[Excerpt from a dataset]
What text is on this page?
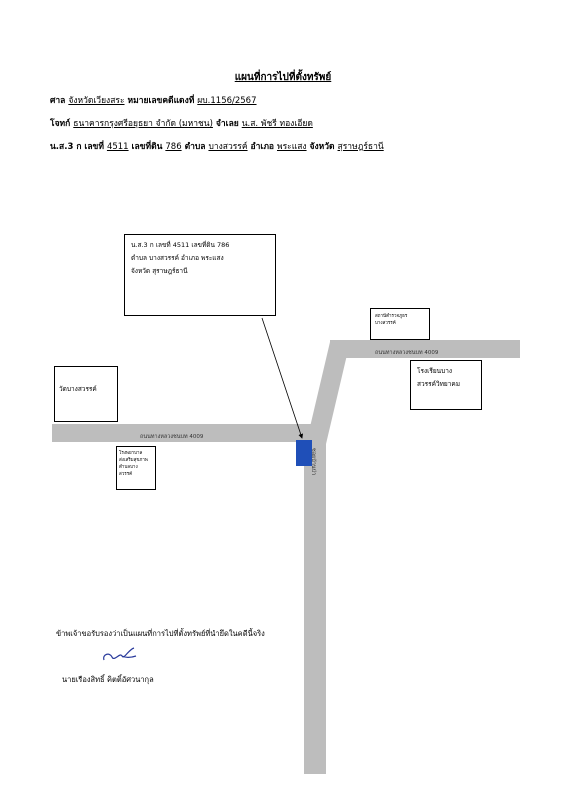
แผนที่การไปที่ตั้งทรัพย์
ศาล จังหวัดเวียงสระ หมายเลขคดีแดงที่ ผบ.1156/2567
โจทก์ ธนาคารกรุงศรีอยุธยา จำกัด (มหาชน) จำเลย น.ส. พัชรี ทองเอียด
น.ส.3 ก เลขที่ 4511 เลขที่ดิน 786 ตำบล บางสวรรค์ อำเภอ พระแสง จังหวัด สุราษฎร์ธานี
ถนนทางหลวงชนบท 4009
ถนนทางหลวงชนบท 4009
ซอยบ้านป่า
น.ส.3 ก เลขที่ 4511 เลขที่ดิน 786
ตำบล บางสวรรค์ อำเภอ พระแสง
จังหวัด สุราษฎร์ธานี
วัดบางสวรรค์
โรงเรียนบาง
สวรรค์วิทยาคม
สถานีตำรวจภูธร
บางสวรรค์
โรงพยาบาล
ส่งเสริมสุขภาพ
ตำบลบาง
สวรรค์
ข้าพเจ้าขอรับรองว่าเป็นแผนที่การไปที่ตั้งทรัพย์ที่นำยึดในคดีนี้จริง
นายเรืองสิทธิ์ คิตติ์อัศวนากุล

■ The task ■
From the data above, copy out every line with the string "เลขท" in it.

■ Result for this task ■
น.ส.3 ก เลขที่ 4511 เลขที่ดิน 786 ตำบล บางสวรรค์ อำเภอ พระแสง จังหวัด สุราษฎร์ธานี
น.ส.3 ก เลขที่ 4511 เลขที่ดิน 786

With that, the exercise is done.